### [JOB]
Output the records exactly as they appear, with no pictures included.

### [MATERIALS PROVIDED]
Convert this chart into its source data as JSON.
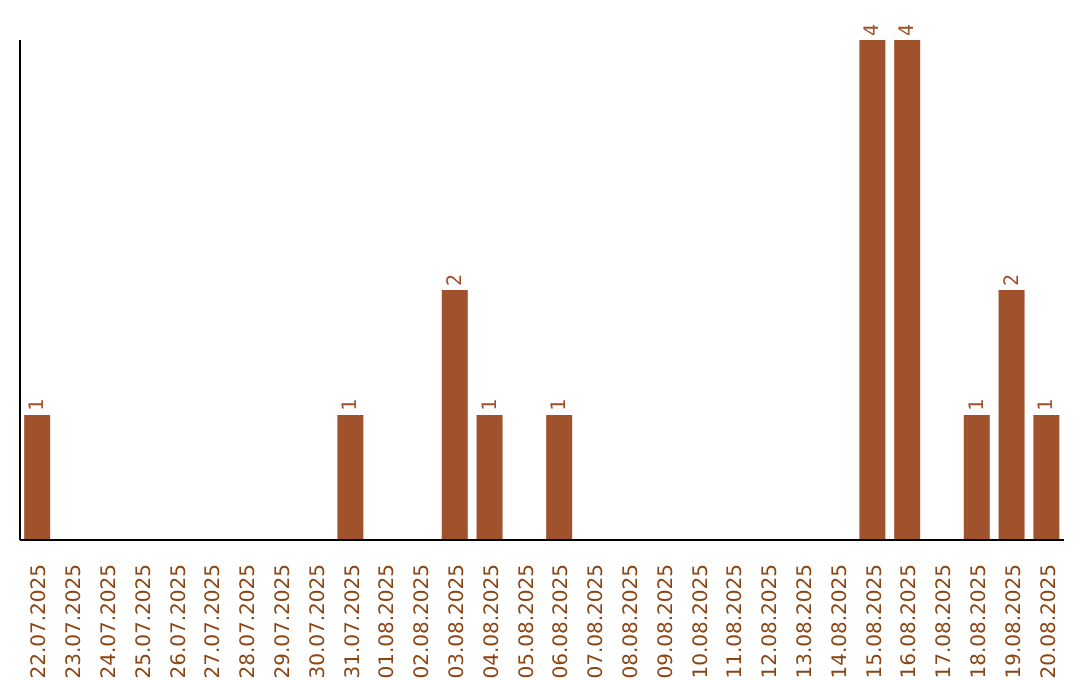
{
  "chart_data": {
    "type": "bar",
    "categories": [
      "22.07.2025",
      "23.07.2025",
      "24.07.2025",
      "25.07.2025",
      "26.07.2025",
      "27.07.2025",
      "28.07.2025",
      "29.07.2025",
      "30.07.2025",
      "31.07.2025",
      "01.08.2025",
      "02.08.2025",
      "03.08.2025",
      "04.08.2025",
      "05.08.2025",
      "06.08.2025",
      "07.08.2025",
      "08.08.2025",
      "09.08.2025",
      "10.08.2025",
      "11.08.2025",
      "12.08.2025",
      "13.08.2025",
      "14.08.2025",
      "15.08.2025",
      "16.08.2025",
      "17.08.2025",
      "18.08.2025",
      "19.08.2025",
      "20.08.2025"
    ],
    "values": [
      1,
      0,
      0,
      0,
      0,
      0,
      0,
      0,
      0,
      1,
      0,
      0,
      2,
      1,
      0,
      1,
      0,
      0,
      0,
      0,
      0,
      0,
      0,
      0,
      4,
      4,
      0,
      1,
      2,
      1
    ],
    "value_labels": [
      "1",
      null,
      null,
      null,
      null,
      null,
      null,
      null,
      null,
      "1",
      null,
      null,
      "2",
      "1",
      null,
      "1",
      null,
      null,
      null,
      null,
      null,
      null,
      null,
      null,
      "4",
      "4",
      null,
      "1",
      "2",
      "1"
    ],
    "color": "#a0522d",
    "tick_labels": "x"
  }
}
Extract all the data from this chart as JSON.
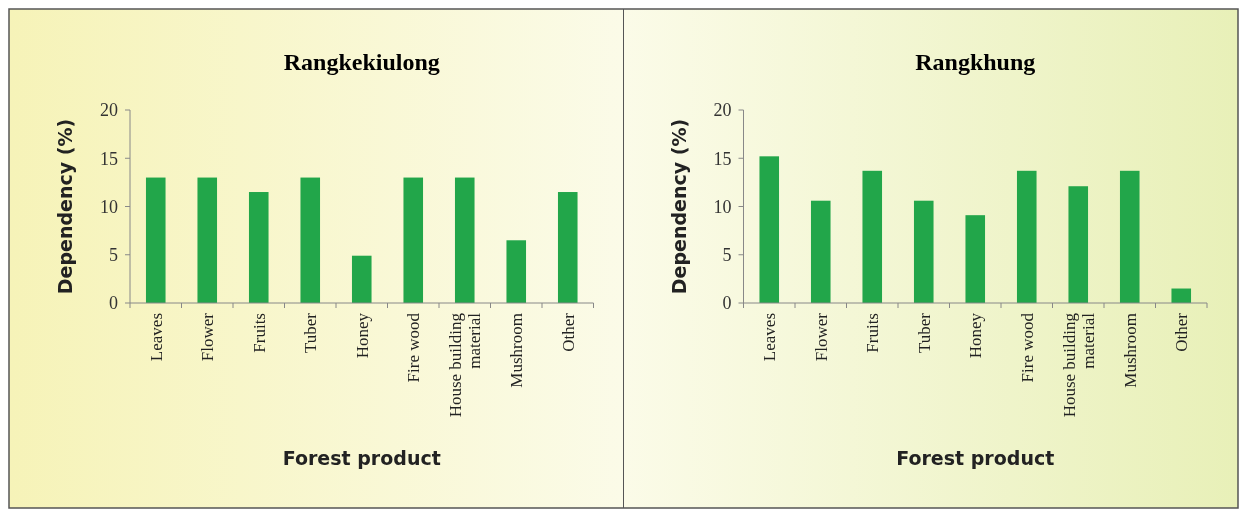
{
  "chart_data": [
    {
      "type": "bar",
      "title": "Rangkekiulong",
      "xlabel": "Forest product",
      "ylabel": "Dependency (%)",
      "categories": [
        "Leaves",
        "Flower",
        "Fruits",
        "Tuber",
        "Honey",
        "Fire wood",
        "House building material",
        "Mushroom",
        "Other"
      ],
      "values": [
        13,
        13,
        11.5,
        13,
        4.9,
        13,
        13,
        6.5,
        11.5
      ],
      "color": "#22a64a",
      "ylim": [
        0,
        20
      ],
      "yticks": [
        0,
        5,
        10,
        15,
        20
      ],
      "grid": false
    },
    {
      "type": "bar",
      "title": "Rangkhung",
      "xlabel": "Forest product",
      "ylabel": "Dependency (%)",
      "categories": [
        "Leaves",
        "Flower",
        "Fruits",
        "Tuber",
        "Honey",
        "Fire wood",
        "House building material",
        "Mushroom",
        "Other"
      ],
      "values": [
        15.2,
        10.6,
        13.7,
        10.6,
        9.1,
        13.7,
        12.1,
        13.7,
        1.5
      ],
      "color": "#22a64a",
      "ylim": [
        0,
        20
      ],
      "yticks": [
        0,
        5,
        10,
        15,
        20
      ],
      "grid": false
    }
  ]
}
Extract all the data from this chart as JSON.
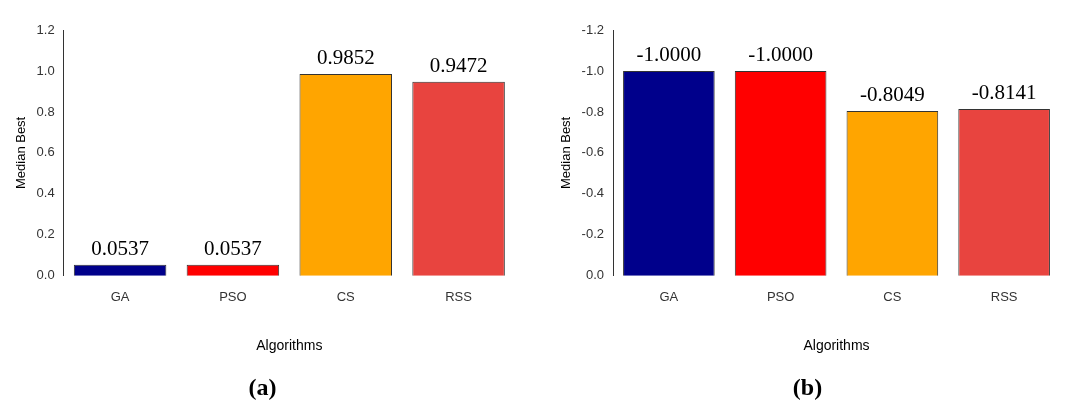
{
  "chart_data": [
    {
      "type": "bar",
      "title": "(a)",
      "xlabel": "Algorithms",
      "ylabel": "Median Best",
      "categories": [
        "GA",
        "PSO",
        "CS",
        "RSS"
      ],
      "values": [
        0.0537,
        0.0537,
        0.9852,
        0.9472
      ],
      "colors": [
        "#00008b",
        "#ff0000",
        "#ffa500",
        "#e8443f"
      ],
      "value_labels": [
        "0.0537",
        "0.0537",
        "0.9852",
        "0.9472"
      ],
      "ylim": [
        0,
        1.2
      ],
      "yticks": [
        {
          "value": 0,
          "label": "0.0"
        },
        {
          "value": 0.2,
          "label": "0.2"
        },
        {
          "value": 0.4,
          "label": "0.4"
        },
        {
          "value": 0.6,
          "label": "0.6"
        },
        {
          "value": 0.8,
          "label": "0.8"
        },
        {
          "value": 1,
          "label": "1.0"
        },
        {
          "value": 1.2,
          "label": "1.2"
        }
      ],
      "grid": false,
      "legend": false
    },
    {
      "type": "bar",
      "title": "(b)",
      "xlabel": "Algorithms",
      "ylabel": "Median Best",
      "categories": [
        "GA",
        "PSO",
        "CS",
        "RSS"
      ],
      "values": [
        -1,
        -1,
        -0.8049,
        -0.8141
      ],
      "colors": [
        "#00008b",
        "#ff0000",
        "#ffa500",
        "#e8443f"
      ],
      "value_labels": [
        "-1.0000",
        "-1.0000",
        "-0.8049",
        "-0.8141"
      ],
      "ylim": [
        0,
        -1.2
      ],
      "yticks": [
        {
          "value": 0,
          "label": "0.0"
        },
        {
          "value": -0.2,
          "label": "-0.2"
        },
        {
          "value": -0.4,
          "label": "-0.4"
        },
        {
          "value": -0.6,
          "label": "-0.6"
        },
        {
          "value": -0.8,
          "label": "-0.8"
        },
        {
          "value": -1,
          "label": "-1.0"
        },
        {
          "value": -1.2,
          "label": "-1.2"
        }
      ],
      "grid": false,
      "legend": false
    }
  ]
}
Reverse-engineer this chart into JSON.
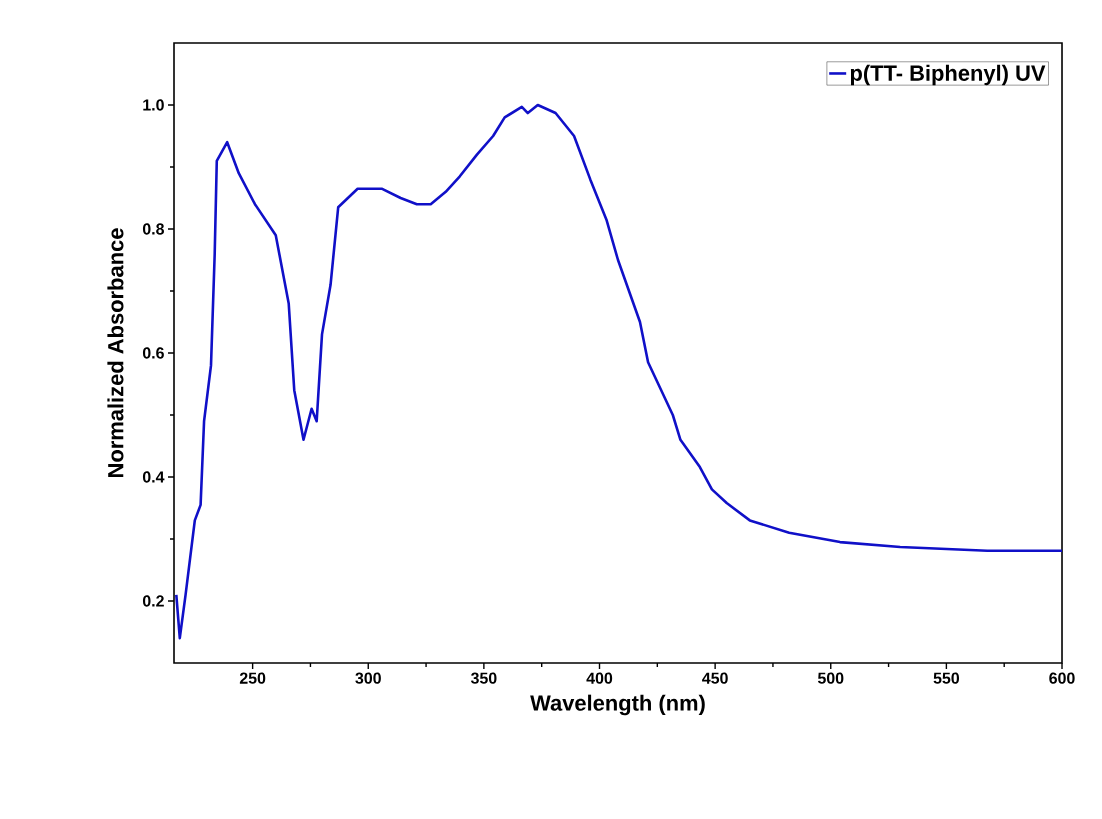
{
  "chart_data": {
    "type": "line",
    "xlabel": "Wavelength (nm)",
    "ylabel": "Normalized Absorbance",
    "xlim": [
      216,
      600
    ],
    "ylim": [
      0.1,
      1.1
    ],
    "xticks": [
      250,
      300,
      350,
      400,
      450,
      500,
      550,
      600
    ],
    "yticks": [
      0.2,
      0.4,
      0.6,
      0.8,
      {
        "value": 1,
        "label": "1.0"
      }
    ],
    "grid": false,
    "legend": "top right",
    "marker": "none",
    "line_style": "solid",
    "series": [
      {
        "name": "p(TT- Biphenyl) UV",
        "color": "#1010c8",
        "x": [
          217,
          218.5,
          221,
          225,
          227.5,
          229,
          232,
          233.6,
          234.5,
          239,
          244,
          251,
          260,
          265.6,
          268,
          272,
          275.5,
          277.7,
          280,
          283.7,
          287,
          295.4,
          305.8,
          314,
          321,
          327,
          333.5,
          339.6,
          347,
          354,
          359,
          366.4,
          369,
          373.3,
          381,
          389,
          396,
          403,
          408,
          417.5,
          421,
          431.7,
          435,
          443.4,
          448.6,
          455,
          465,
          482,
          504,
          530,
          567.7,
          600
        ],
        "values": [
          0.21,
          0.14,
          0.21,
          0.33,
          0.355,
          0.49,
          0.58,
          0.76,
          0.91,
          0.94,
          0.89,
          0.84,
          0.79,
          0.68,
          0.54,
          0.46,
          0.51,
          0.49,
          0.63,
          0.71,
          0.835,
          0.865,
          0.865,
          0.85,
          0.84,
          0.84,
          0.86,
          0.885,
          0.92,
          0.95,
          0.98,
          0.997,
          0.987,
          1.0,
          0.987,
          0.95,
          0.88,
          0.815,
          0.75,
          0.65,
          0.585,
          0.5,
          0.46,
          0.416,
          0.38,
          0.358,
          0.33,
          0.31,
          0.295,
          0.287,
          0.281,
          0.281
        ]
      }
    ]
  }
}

### [REPLY TO THE EXERCISE]
Convert this chart into its source data as JSON.
{
  "chart_data": {
    "type": "bar",
    "categories": [
      "22.07.2025",
      "23.07.2025",
      "24.07.2025",
      "25.07.2025",
      "26.07.2025",
      "27.07.2025",
      "28.07.2025",
      "29.07.2025",
      "30.07.2025",
      "31.07.2025",
      "01.08.2025",
      "02.08.2025",
      "03.08.2025",
      "04.08.2025",
      "05.08.2025",
      "06.08.2025",
      "07.08.2025",
      "08.08.2025",
      "09.08.2025",
      "10.08.2025",
      "11.08.2025",
      "12.08.2025",
      "13.08.2025",
      "14.08.2025",
      "15.08.2025",
      "16.08.2025",
      "17.08.2025",
      "18.08.2025",
      "19.08.2025",
      "20.08.2025"
    ],
    "values": [
      1,
      0,
      0,
      0,
      0,
      0,
      0,
      0,
      0,
      1,
      0,
      0,
      2,
      1,
      0,
      1,
      0,
      0,
      0,
      0,
      0,
      0,
      0,
      0,
      4,
      4,
      0,
      1,
      2,
      1
    ],
    "value_labels": [
      "1",
      null,
      null,
      null,
      null,
      null,
      null,
      null,
      null,
      "1",
      null,
      null,
      "2",
      "1",
      null,
      "1",
      null,
      null,
      null,
      null,
      null,
      null,
      null,
      null,
      "4",
      "4",
      null,
      "1",
      "2",
      "1"
    ],
    "color": "#a0522d",
    "tick_labels": "x"
  }
}
Extract all the data from this chart as JSON.
{
  "chart_data": [
    {
      "type": "bar",
      "title": "Rangkekiulong",
      "xlabel": "Forest product",
      "ylabel": "Dependency (%)",
      "categories": [
        "Leaves",
        "Flower",
        "Fruits",
        "Tuber",
        "Honey",
        "Fire wood",
        "House building material",
        "Mushroom",
        "Other"
      ],
      "values": [
        13,
        13,
        11.5,
        13,
        4.9,
        13,
        13,
        6.5,
        11.5
      ],
      "color": "#22a64a",
      "ylim": [
        0,
        20
      ],
      "yticks": [
        0,
        5,
        10,
        15,
        20
      ],
      "grid": false
    },
    {
      "type": "bar",
      "title": "Rangkhung",
      "xlabel": "Forest product",
      "ylabel": "Dependency (%)",
      "categories": [
        "Leaves",
        "Flower",
        "Fruits",
        "Tuber",
        "Honey",
        "Fire wood",
        "House building material",
        "Mushroom",
        "Other"
      ],
      "values": [
        15.2,
        10.6,
        13.7,
        10.6,
        9.1,
        13.7,
        12.1,
        13.7,
        1.5
      ],
      "color": "#22a64a",
      "ylim": [
        0,
        20
      ],
      "yticks": [
        0,
        5,
        10,
        15,
        20
      ],
      "grid": false
    }
  ]
}
Extract all the data from this chart as JSON.
{
  "chart_data": [
    {
      "type": "bar",
      "title": "(a)",
      "xlabel": "Algorithms",
      "ylabel": "Median Best",
      "categories": [
        "GA",
        "PSO",
        "CS",
        "RSS"
      ],
      "values": [
        0.0537,
        0.0537,
        0.9852,
        0.9472
      ],
      "colors": [
        "#00008b",
        "#ff0000",
        "#ffa500",
        "#e8443f"
      ],
      "value_labels": [
        "0.0537",
        "0.0537",
        "0.9852",
        "0.9472"
      ],
      "ylim": [
        0,
        1.2
      ],
      "yticks": [
        {
          "value": 0,
          "label": "0.0"
        },
        {
          "value": 0.2,
          "label": "0.2"
        },
        {
          "value": 0.4,
          "label": "0.4"
        },
        {
          "value": 0.6,
          "label": "0.6"
        },
        {
          "value": 0.8,
          "label": "0.8"
        },
        {
          "value": 1,
          "label": "1.0"
        },
        {
          "value": 1.2,
          "label": "1.2"
        }
      ],
      "grid": false,
      "legend": false
    },
    {
      "type": "bar",
      "title": "(b)",
      "xlabel": "Algorithms",
      "ylabel": "Median Best",
      "categories": [
        "GA",
        "PSO",
        "CS",
        "RSS"
      ],
      "values": [
        -1,
        -1,
        -0.8049,
        -0.8141
      ],
      "colors": [
        "#00008b",
        "#ff0000",
        "#ffa500",
        "#e8443f"
      ],
      "value_labels": [
        "-1.0000",
        "-1.0000",
        "-0.8049",
        "-0.8141"
      ],
      "ylim": [
        0,
        -1.2
      ],
      "yticks": [
        {
          "value": 0,
          "label": "0.0"
        },
        {
          "value": -0.2,
          "label": "-0.2"
        },
        {
          "value": -0.4,
          "label": "-0.4"
        },
        {
          "value": -0.6,
          "label": "-0.6"
        },
        {
          "value": -0.8,
          "label": "-0.8"
        },
        {
          "value": -1,
          "label": "-1.0"
        },
        {
          "value": -1.2,
          "label": "-1.2"
        }
      ],
      "grid": false,
      "legend": false
    }
  ]
}
Reverse-engineer this chart into JSON.
{
  "chart_data": {
    "type": "line",
    "xlabel": "Wavelength (nm)",
    "ylabel": "Normalized Absorbance",
    "xlim": [
      216,
      600
    ],
    "ylim": [
      0.1,
      1.1
    ],
    "xticks": [
      250,
      300,
      350,
      400,
      450,
      500,
      550,
      600
    ],
    "yticks": [
      0.2,
      0.4,
      0.6,
      0.8,
      {
        "value": 1,
        "label": "1.0"
      }
    ],
    "grid": false,
    "legend": "top right",
    "marker": "none",
    "line_style": "solid",
    "series": [
      {
        "name": "p(TT- Biphenyl) UV",
        "color": "#1010c8",
        "x": [
          217,
          218.5,
          221,
          225,
          227.5,
          229,
          232,
          233.6,
          234.5,
          239,
          244,
          251,
          260,
          265.6,
          268,
          272,
          275.5,
          277.7,
          280,
          283.7,
          287,
          295.4,
          305.8,
          314,
          321,
          327,
          333.5,
          339.6,
          347,
          354,
          359,
          366.4,
          369,
          373.3,
          381,
          389,
          396,
          403,
          408,
          417.5,
          421,
          431.7,
          435,
          443.4,
          448.6,
          455,
          465,
          482,
          504,
          530,
          567.7,
          600
        ],
        "values": [
          0.21,
          0.14,
          0.21,
          0.33,
          0.355,
          0.49,
          0.58,
          0.76,
          0.91,
          0.94,
          0.89,
          0.84,
          0.79,
          0.68,
          0.54,
          0.46,
          0.51,
          0.49,
          0.63,
          0.71,
          0.835,
          0.865,
          0.865,
          0.85,
          0.84,
          0.84,
          0.86,
          0.885,
          0.92,
          0.95,
          0.98,
          0.997,
          0.987,
          1.0,
          0.987,
          0.95,
          0.88,
          0.815,
          0.75,
          0.65,
          0.585,
          0.5,
          0.46,
          0.416,
          0.38,
          0.358,
          0.33,
          0.31,
          0.295,
          0.287,
          0.281,
          0.281
        ]
      }
    ]
  }
}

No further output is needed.